▶ [EXERCISE BRIEF]: Write out every line of the material as it stands, apart from the pictures.
■ ■ ■
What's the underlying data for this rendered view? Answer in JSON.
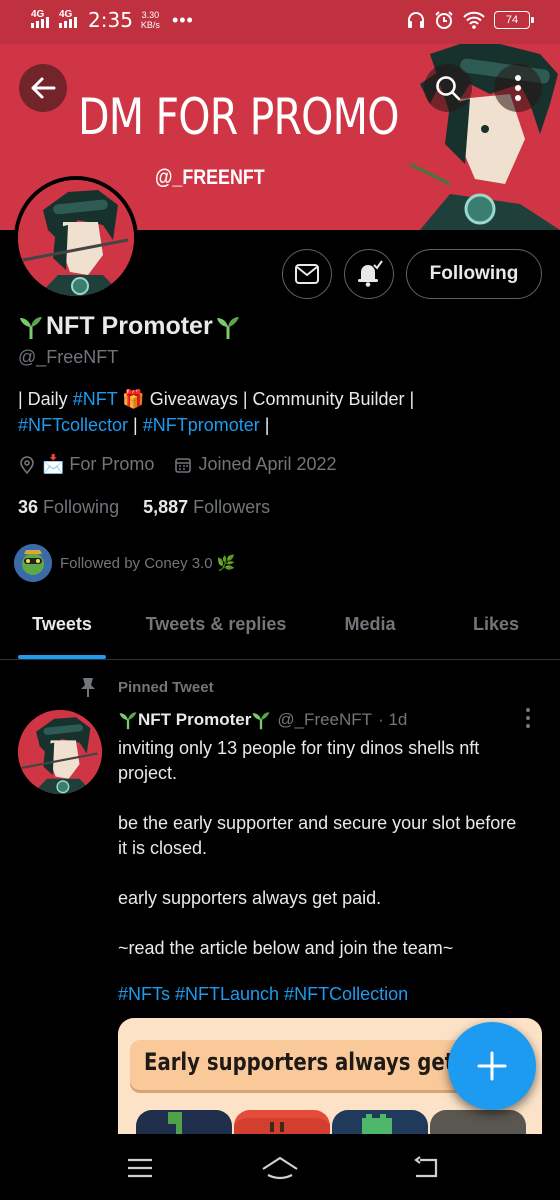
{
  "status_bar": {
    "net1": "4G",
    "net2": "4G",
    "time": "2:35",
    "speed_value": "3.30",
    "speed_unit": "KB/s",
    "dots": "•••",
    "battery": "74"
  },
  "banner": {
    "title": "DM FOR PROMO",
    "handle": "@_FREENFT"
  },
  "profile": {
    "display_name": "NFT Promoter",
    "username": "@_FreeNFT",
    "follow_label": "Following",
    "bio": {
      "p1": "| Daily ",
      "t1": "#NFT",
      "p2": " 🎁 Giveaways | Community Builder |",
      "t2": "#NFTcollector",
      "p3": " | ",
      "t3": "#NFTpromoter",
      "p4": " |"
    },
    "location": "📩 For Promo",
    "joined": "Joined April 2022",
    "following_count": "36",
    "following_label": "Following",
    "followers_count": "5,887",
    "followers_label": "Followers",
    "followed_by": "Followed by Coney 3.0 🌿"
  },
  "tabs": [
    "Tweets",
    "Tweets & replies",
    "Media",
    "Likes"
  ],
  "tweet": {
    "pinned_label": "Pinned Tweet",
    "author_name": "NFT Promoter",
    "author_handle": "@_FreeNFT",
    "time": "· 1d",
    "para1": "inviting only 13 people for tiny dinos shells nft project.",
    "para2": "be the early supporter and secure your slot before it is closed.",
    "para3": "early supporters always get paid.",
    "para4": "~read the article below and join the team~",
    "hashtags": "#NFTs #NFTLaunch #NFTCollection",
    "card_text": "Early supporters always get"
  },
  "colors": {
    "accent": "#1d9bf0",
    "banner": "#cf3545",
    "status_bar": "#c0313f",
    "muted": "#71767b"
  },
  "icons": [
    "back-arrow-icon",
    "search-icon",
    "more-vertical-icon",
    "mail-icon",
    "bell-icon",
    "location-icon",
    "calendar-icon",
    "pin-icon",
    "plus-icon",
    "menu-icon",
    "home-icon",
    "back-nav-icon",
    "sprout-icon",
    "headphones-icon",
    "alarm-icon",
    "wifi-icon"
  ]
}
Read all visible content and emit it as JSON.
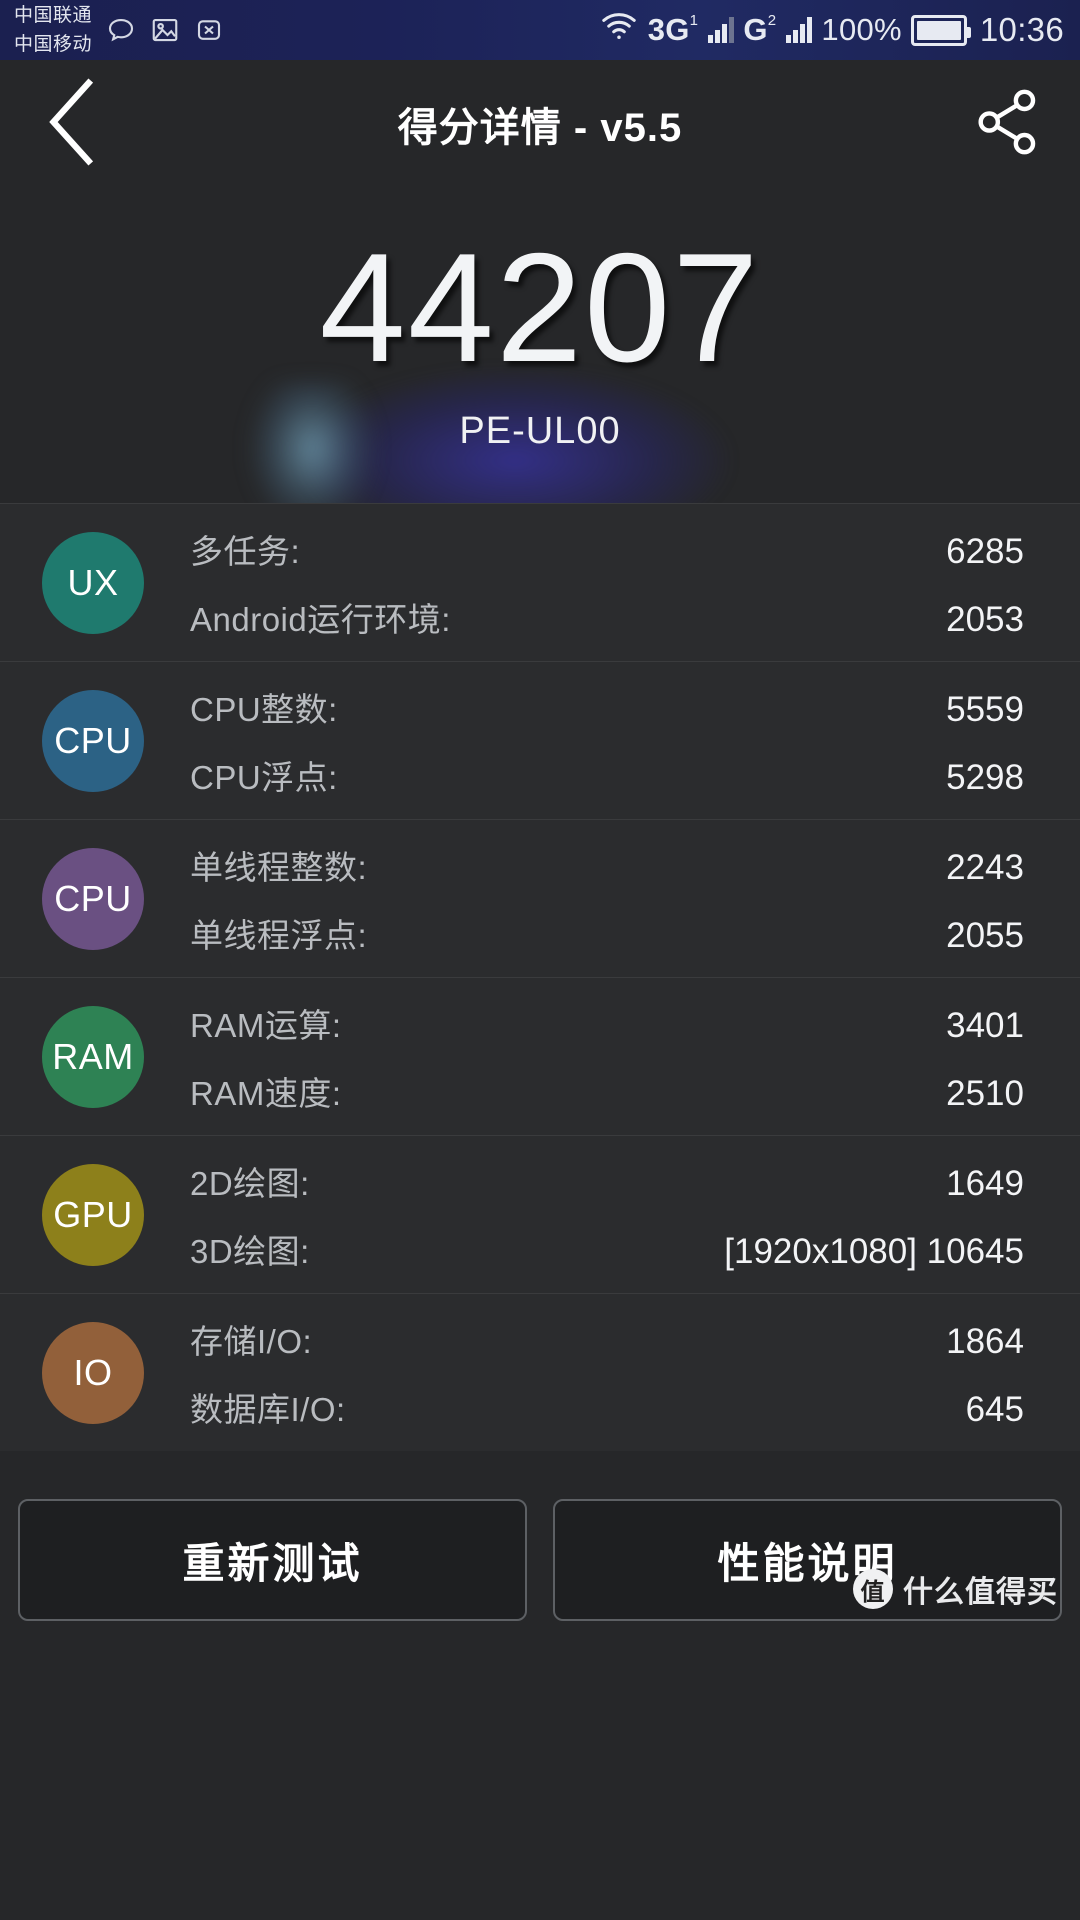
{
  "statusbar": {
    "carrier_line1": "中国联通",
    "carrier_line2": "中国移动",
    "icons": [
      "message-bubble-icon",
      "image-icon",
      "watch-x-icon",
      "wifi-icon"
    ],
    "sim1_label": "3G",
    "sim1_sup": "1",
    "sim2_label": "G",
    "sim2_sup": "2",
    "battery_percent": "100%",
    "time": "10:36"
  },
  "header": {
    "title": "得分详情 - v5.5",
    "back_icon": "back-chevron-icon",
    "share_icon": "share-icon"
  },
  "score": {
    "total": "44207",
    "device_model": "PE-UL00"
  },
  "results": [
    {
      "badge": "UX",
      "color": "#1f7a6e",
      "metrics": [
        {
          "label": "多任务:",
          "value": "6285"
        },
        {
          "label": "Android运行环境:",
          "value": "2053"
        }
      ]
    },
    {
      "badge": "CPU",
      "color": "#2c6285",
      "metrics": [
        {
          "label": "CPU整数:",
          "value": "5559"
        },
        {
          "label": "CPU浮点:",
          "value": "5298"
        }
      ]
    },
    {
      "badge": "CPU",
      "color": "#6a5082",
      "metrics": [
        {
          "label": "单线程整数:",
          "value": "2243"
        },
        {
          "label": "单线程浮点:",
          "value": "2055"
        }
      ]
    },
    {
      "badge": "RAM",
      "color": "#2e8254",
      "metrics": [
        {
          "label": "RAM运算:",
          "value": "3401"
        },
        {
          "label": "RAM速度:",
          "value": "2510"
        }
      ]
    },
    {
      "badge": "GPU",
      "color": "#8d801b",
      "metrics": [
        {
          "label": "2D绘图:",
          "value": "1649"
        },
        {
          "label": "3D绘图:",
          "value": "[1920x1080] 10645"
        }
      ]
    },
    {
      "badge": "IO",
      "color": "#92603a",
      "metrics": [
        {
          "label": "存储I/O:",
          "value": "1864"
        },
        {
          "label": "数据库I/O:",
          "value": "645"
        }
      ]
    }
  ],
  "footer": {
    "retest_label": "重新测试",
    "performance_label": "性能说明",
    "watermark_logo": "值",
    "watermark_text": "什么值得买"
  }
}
■ ■ ■
▶ [WRITTEN RESPONSE]:
What's the underlying data for this rendered view? Answer in JSON.
{
  "status_bar": {
    "net1": "4G",
    "net2": "4G",
    "time": "2:35",
    "speed_value": "3.30",
    "speed_unit": "KB/s",
    "dots": "•••",
    "battery": "74"
  },
  "banner": {
    "title": "DM FOR PROMO",
    "handle": "@_FREENFT"
  },
  "profile": {
    "display_name": "NFT Promoter",
    "username": "@_FreeNFT",
    "follow_label": "Following",
    "bio": {
      "p1": "| Daily ",
      "t1": "#NFT",
      "p2": " 🎁 Giveaways | Community Builder |",
      "t2": "#NFTcollector",
      "p3": " | ",
      "t3": "#NFTpromoter",
      "p4": " |"
    },
    "location": "📩 For Promo",
    "joined": "Joined April 2022",
    "following_count": "36",
    "following_label": "Following",
    "followers_count": "5,887",
    "followers_label": "Followers",
    "followed_by": "Followed by Coney 3.0 🌿"
  },
  "tabs": [
    "Tweets",
    "Tweets & replies",
    "Media",
    "Likes"
  ],
  "tweet": {
    "pinned_label": "Pinned Tweet",
    "author_name": "NFT Promoter",
    "author_handle": "@_FreeNFT",
    "time": "· 1d",
    "para1": "inviting only 13 people for tiny dinos shells nft project.",
    "para2": "be the early supporter and secure your slot before it is closed.",
    "para3": "early supporters always get paid.",
    "para4": "~read the article below and join the team~",
    "hashtags": "#NFTs #NFTLaunch #NFTCollection",
    "card_text": "Early supporters always get"
  },
  "colors": {
    "accent": "#1d9bf0",
    "banner": "#cf3545",
    "status_bar": "#c0313f",
    "muted": "#71767b"
  },
  "icons": [
    "back-arrow-icon",
    "search-icon",
    "more-vertical-icon",
    "mail-icon",
    "bell-icon",
    "location-icon",
    "calendar-icon",
    "pin-icon",
    "plus-icon",
    "menu-icon",
    "home-icon",
    "back-nav-icon",
    "sprout-icon",
    "headphones-icon",
    "alarm-icon",
    "wifi-icon"
  ]
}
Read all visible content and emit it as JSON.
{
  "statusbar": {
    "carrier_line1": "中国联通",
    "carrier_line2": "中国移动",
    "icons": [
      "message-bubble-icon",
      "image-icon",
      "watch-x-icon",
      "wifi-icon"
    ],
    "sim1_label": "3G",
    "sim1_sup": "1",
    "sim2_label": "G",
    "sim2_sup": "2",
    "battery_percent": "100%",
    "time": "10:36"
  },
  "header": {
    "title": "得分详情 - v5.5",
    "back_icon": "back-chevron-icon",
    "share_icon": "share-icon"
  },
  "score": {
    "total": "44207",
    "device_model": "PE-UL00"
  },
  "results": [
    {
      "badge": "UX",
      "color": "#1f7a6e",
      "metrics": [
        {
          "label": "多任务:",
          "value": "6285"
        },
        {
          "label": "Android运行环境:",
          "value": "2053"
        }
      ]
    },
    {
      "badge": "CPU",
      "color": "#2c6285",
      "metrics": [
        {
          "label": "CPU整数:",
          "value": "5559"
        },
        {
          "label": "CPU浮点:",
          "value": "5298"
        }
      ]
    },
    {
      "badge": "CPU",
      "color": "#6a5082",
      "metrics": [
        {
          "label": "单线程整数:",
          "value": "2243"
        },
        {
          "label": "单线程浮点:",
          "value": "2055"
        }
      ]
    },
    {
      "badge": "RAM",
      "color": "#2e8254",
      "metrics": [
        {
          "label": "RAM运算:",
          "value": "3401"
        },
        {
          "label": "RAM速度:",
          "value": "2510"
        }
      ]
    },
    {
      "badge": "GPU",
      "color": "#8d801b",
      "metrics": [
        {
          "label": "2D绘图:",
          "value": "1649"
        },
        {
          "label": "3D绘图:",
          "value": "[1920x1080] 10645"
        }
      ]
    },
    {
      "badge": "IO",
      "color": "#92603a",
      "metrics": [
        {
          "label": "存储I/O:",
          "value": "1864"
        },
        {
          "label": "数据库I/O:",
          "value": "645"
        }
      ]
    }
  ],
  "footer": {
    "retest_label": "重新测试",
    "performance_label": "性能说明",
    "watermark_logo": "值",
    "watermark_text": "什么值得买"
  }
}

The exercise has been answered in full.